### Task details
Go through the entries below and copy each line containing the word "time".

### Data to use
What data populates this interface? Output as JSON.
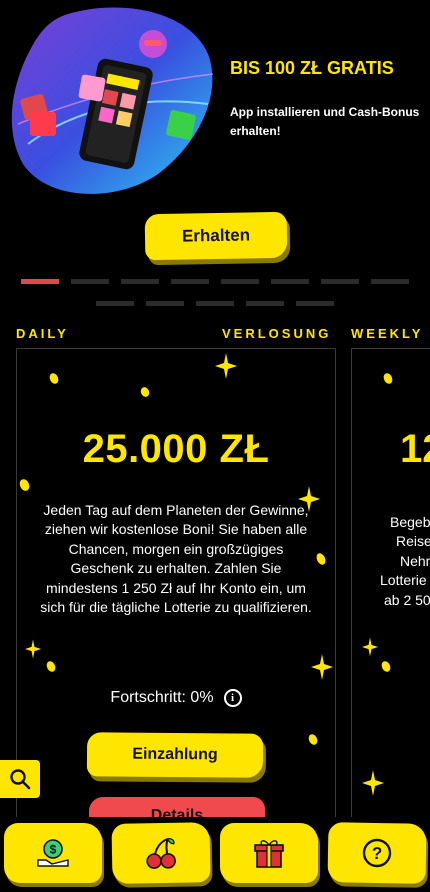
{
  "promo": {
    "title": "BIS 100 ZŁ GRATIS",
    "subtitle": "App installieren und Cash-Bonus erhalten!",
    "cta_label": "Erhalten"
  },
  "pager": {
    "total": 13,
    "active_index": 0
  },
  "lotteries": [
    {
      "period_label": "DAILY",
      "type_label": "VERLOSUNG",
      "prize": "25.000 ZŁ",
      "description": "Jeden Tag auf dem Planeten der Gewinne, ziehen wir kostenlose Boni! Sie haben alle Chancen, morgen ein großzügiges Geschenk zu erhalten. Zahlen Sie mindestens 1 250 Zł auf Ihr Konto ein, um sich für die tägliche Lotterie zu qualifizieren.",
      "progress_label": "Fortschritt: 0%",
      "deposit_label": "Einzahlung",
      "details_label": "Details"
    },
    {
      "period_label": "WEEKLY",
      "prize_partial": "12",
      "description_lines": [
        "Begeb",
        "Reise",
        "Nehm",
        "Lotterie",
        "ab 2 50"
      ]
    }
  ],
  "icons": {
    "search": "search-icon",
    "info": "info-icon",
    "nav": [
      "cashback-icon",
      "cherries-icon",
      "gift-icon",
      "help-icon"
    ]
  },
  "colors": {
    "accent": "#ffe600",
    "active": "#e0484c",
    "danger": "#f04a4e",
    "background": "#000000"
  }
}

==

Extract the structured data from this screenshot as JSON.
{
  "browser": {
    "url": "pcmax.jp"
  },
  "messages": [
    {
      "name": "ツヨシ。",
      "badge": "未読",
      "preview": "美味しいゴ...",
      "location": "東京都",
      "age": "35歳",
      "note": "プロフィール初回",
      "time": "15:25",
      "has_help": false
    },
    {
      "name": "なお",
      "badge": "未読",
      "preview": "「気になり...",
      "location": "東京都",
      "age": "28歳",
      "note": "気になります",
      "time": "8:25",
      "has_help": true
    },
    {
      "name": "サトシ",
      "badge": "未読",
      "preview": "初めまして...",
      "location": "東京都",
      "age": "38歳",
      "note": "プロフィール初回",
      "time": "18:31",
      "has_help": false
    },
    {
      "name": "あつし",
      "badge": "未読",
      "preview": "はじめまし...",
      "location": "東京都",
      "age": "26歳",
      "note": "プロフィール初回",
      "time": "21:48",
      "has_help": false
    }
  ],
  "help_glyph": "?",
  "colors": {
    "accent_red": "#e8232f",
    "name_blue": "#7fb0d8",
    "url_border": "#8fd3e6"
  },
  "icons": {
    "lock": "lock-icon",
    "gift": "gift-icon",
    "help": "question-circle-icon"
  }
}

### Right answer
      "time": "15:25",
      "time": "8:25",
      "time": "18:31",
      "time": "21:48",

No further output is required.